Extract the full listing verbatim and drop any pictures from your copy.

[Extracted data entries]
***

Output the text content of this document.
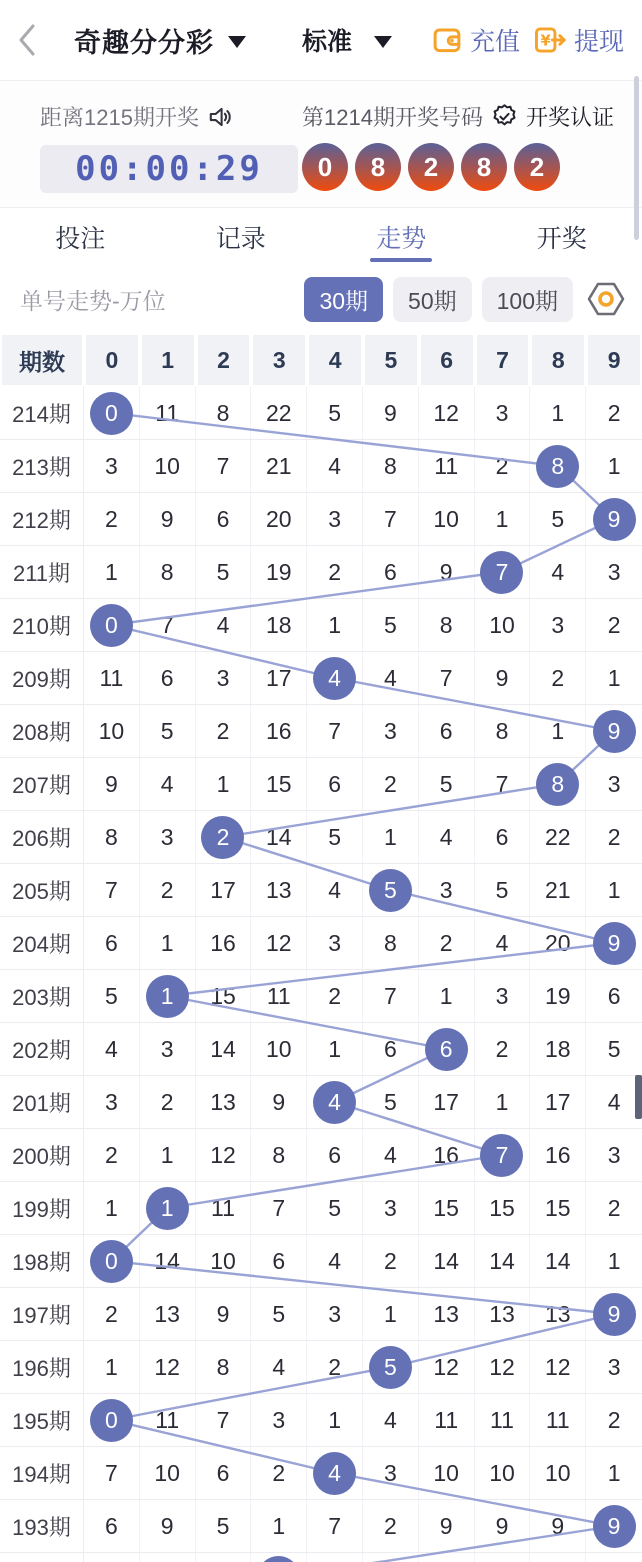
奇趣分分彩	标准	充值 ¥ 提现
距离1215期开奖
00:00:29
第1214期开奖号码 开奖认证
0	8	2	8	2
投注	记录	走势	开奖
单号走势-万位	30期	50期	100期
期数	0	1	2	3	4	5	6	7	8	9
214期	0	11	8	22	5	9	12	3	1	2
213期	3	10	7	21	4	8	11	2	8	1
212期	2	9	6	20	3	7	10	1	5	9
211期	1	8	5	19	2	6	9	7	4	3
210期	0	7	4	18	1	5	8	10	3	2
209期	11	6	3	17	4	4	7	9	2	1
208期	10	5	2	16	7	3	6	8	1	9
207期	9	4	1	15	6	2	5	7	8	3
206期	8	3	2	14	5	1	4	6	22	2
205期	7	2	17	13	4	5	3	5	21	1
204期	6	1	16	12	3	8	2	4	20	9
203期	5	1	15	11	2	7	1	3	19	6
202期	4	3	14	10	1	6	6	2	18	5
201期	3	2	13	9	4	5	17	1	17	4
200期	2	1	12	8	6	4	16	7	16	3
199期	1	1	11	7	5	3	15	15	15	2
198期	0	14	10	6	4	2	14	14	14	1
197期	2	13	9	5	3	1	13	13	13	9
196期	1	12	8	4	2	5	12	12	12	3
195期	0	11	7	3	1	4	11	11	11	2
194期	7	10	6	2	4	3	10	10	10	1
193期	6	9	5	1	7	2	9	9	9	9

***

● **Right answer**:
Output the text content of this document.
奇趣分分彩	标准	充值 ¥ 提现
距离1215期开奖
00:00:29
第1214期开奖号码 开奖认证
0	8	2	8	2
投注	记录	走势	开奖
单号走势-万位	30期	50期	100期
期数	0	1	2	3	4	5	6	7	8	9
214期	0	11	8	22	5	9	12	3	1	2
213期	3	10	7	21	4	8	11	2	8	1
212期	2	9	6	20	3	7	10	1	5	9
211期	1	8	5	19	2	6	9	7	4	3
210期	0	7	4	18	1	5	8	10	3	2
209期	11	6	3	17	4	4	7	9	2	1
208期	10	5	2	16	7	3	6	8	1	9
207期	9	4	1	15	6	2	5	7	8	3
206期	8	3	2	14	5	1	4	6	22	2
205期	7	2	17	13	4	5	3	5	21	1
204期	6	1	16	12	3	8	2	4	20	9
203期	5	1	15	11	2	7	1	3	19	6
202期	4	3	14	10	1	6	6	2	18	5
201期	3	2	13	9	4	5	17	1	17	4
200期	2	1	12	8	6	4	16	7	16	3
199期	1	1	11	7	5	3	15	15	15	2
198期	0	14	10	6	4	2	14	14	14	1
197期	2	13	9	5	3	1	13	13	13	9
196期	1	12	8	4	2	5	12	12	12	3
195期	0	11	7	3	1	4	11	11	11	2
194期	7	10	6	2	4	3	10	10	10	1
193期	6	9	5	1	7	2	9	9	9	9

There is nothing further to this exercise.